SHORT TASK:
Output each entry that follows exactly. Images stay out.
═══ DATA FOR THIS EXERCISE
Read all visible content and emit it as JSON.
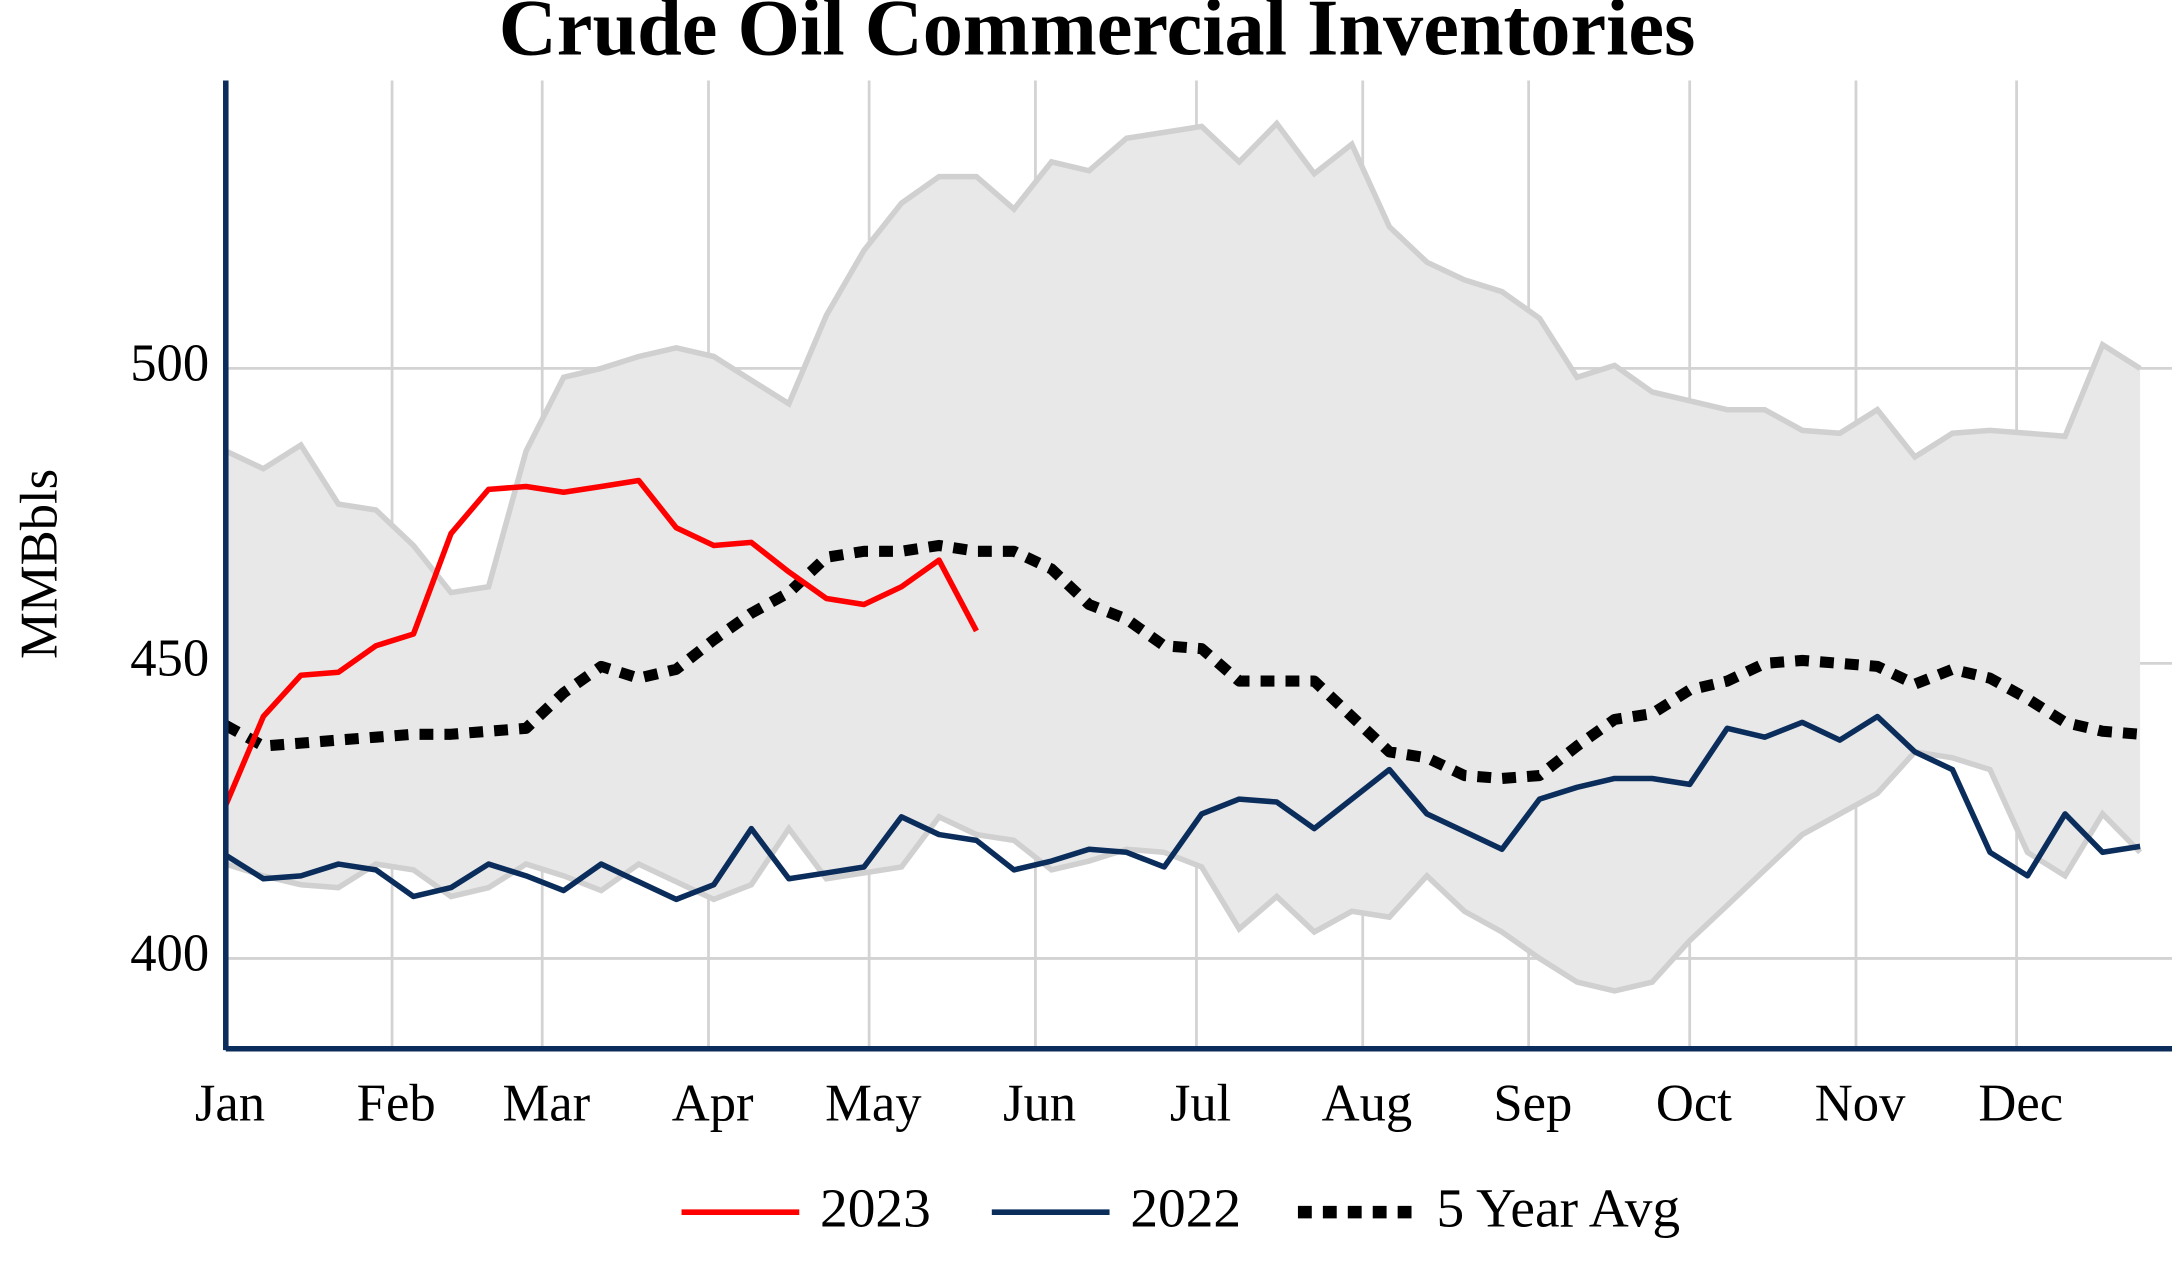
{
  "chart_data": {
    "type": "line",
    "title": "Crude Oil Commercial Inventories",
    "y_label": "MMBbls",
    "xlim": [
      0,
      51.85
    ],
    "ylim": [
      384.7,
      548.8
    ],
    "yticks": [
      400,
      450,
      500
    ],
    "xticks": [
      {
        "value": 0,
        "label": "Jan"
      },
      {
        "value": 4.43,
        "label": "Feb"
      },
      {
        "value": 8.43,
        "label": "Mar"
      },
      {
        "value": 12.86,
        "label": "Apr"
      },
      {
        "value": 17.14,
        "label": "May"
      },
      {
        "value": 21.57,
        "label": "Jun"
      },
      {
        "value": 25.86,
        "label": "Jul"
      },
      {
        "value": 30.29,
        "label": "Aug"
      },
      {
        "value": 34.71,
        "label": "Sep"
      },
      {
        "value": 39,
        "label": "Oct"
      },
      {
        "value": 43.43,
        "label": "Nov"
      },
      {
        "value": 47.71,
        "label": "Dec"
      }
    ],
    "grid": true,
    "legend": "bottom",
    "range": {
      "color": "#e8e8e8",
      "line_color": "#d0d0d0",
      "upper": [
        486,
        483,
        487,
        477,
        476,
        470,
        462,
        463,
        486,
        498.5,
        500,
        502,
        503.5,
        502,
        498,
        494,
        509,
        520,
        528,
        532.5,
        532.5,
        527,
        535,
        533.5,
        539,
        540,
        541,
        535,
        541.5,
        533,
        538,
        524,
        518,
        515,
        513,
        508.5,
        498.5,
        500.5,
        496,
        494.5,
        493,
        493,
        489.5,
        489,
        493,
        485,
        489,
        489.5,
        489,
        488.5,
        504,
        500
      ],
      "lower": [
        416,
        414,
        412.5,
        412,
        416,
        415,
        410.5,
        412,
        416,
        414,
        411.5,
        416,
        413,
        410,
        412.5,
        422,
        413.5,
        414.5,
        415.5,
        424,
        421,
        420,
        415,
        416.5,
        418.5,
        418,
        415.5,
        405,
        410.5,
        404.5,
        408,
        407,
        414,
        408,
        404.5,
        400,
        396,
        394.5,
        396,
        403,
        409,
        415,
        421,
        424.5,
        428,
        435,
        434,
        432,
        418,
        414,
        424.5,
        418
      ]
    },
    "series": [
      {
        "name": "2023",
        "color": "#ff0000",
        "dash": false,
        "values": [
          426,
          441,
          448,
          448.5,
          453,
          455,
          472,
          479.5,
          480,
          479,
          480,
          481,
          473,
          470,
          470.5,
          465.5,
          461,
          460,
          463,
          467.5,
          455.5
        ]
      },
      {
        "name": "2022",
        "color": "#0b2d5b",
        "dash": false,
        "values": [
          417.5,
          413.5,
          414,
          416,
          415,
          410.5,
          412,
          416,
          414,
          411.5,
          416,
          413,
          410,
          412.5,
          422,
          413.5,
          414.5,
          415.5,
          424,
          421,
          420,
          415,
          416.5,
          418.5,
          418,
          415.5,
          424.5,
          427,
          426.5,
          422,
          427,
          432,
          424.5,
          421.5,
          418.5,
          427,
          429,
          430.5,
          430.5,
          429.5,
          439,
          437.5,
          440,
          437,
          441,
          435,
          432,
          418,
          414,
          424.5,
          418,
          419
        ]
      },
      {
        "name": "5 Year Avg",
        "color": "#000000",
        "dash": true,
        "values": [
          439.5,
          436,
          436.5,
          437,
          437.5,
          438,
          438,
          438.5,
          439,
          445,
          449.5,
          447.5,
          449,
          454,
          458.5,
          462,
          468,
          469,
          469,
          470,
          469,
          469,
          466,
          460,
          457.5,
          453,
          452.5,
          447,
          447,
          447,
          441,
          435,
          434,
          431,
          430.5,
          431,
          436,
          440.5,
          441.5,
          445.5,
          447,
          450,
          450.5,
          450,
          449.5,
          446.5,
          449,
          447.5,
          444,
          440,
          438.5,
          438
        ]
      }
    ]
  }
}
══════
SOLUTION:
Read all visible content and emit it as JSON.
{
  "chart_data": {
    "type": "line",
    "title": "Crude Oil Commercial Inventories",
    "y_label": "MMBbls",
    "xlim": [
      0,
      51.85
    ],
    "ylim": [
      384.7,
      548.8
    ],
    "yticks": [
      400,
      450,
      500
    ],
    "xticks": [
      {
        "value": 0,
        "label": "Jan"
      },
      {
        "value": 4.43,
        "label": "Feb"
      },
      {
        "value": 8.43,
        "label": "Mar"
      },
      {
        "value": 12.86,
        "label": "Apr"
      },
      {
        "value": 17.14,
        "label": "May"
      },
      {
        "value": 21.57,
        "label": "Jun"
      },
      {
        "value": 25.86,
        "label": "Jul"
      },
      {
        "value": 30.29,
        "label": "Aug"
      },
      {
        "value": 34.71,
        "label": "Sep"
      },
      {
        "value": 39,
        "label": "Oct"
      },
      {
        "value": 43.43,
        "label": "Nov"
      },
      {
        "value": 47.71,
        "label": "Dec"
      }
    ],
    "grid": true,
    "legend": "bottom",
    "range": {
      "color": "#e8e8e8",
      "line_color": "#d0d0d0",
      "upper": [
        486,
        483,
        487,
        477,
        476,
        470,
        462,
        463,
        486,
        498.5,
        500,
        502,
        503.5,
        502,
        498,
        494,
        509,
        520,
        528,
        532.5,
        532.5,
        527,
        535,
        533.5,
        539,
        540,
        541,
        535,
        541.5,
        533,
        538,
        524,
        518,
        515,
        513,
        508.5,
        498.5,
        500.5,
        496,
        494.5,
        493,
        493,
        489.5,
        489,
        493,
        485,
        489,
        489.5,
        489,
        488.5,
        504,
        500
      ],
      "lower": [
        416,
        414,
        412.5,
        412,
        416,
        415,
        410.5,
        412,
        416,
        414,
        411.5,
        416,
        413,
        410,
        412.5,
        422,
        413.5,
        414.5,
        415.5,
        424,
        421,
        420,
        415,
        416.5,
        418.5,
        418,
        415.5,
        405,
        410.5,
        404.5,
        408,
        407,
        414,
        408,
        404.5,
        400,
        396,
        394.5,
        396,
        403,
        409,
        415,
        421,
        424.5,
        428,
        435,
        434,
        432,
        418,
        414,
        424.5,
        418
      ]
    },
    "series": [
      {
        "name": "2023",
        "color": "#ff0000",
        "dash": false,
        "values": [
          426,
          441,
          448,
          448.5,
          453,
          455,
          472,
          479.5,
          480,
          479,
          480,
          481,
          473,
          470,
          470.5,
          465.5,
          461,
          460,
          463,
          467.5,
          455.5
        ]
      },
      {
        "name": "2022",
        "color": "#0b2d5b",
        "dash": false,
        "values": [
          417.5,
          413.5,
          414,
          416,
          415,
          410.5,
          412,
          416,
          414,
          411.5,
          416,
          413,
          410,
          412.5,
          422,
          413.5,
          414.5,
          415.5,
          424,
          421,
          420,
          415,
          416.5,
          418.5,
          418,
          415.5,
          424.5,
          427,
          426.5,
          422,
          427,
          432,
          424.5,
          421.5,
          418.5,
          427,
          429,
          430.5,
          430.5,
          429.5,
          439,
          437.5,
          440,
          437,
          441,
          435,
          432,
          418,
          414,
          424.5,
          418,
          419
        ]
      },
      {
        "name": "5 Year Avg",
        "color": "#000000",
        "dash": true,
        "values": [
          439.5,
          436,
          436.5,
          437,
          437.5,
          438,
          438,
          438.5,
          439,
          445,
          449.5,
          447.5,
          449,
          454,
          458.5,
          462,
          468,
          469,
          469,
          470,
          469,
          469,
          466,
          460,
          457.5,
          453,
          452.5,
          447,
          447,
          447,
          441,
          435,
          434,
          431,
          430.5,
          431,
          436,
          440.5,
          441.5,
          445.5,
          447,
          450,
          450.5,
          450,
          449.5,
          446.5,
          449,
          447.5,
          444,
          440,
          438.5,
          438
        ]
      }
    ]
  }
}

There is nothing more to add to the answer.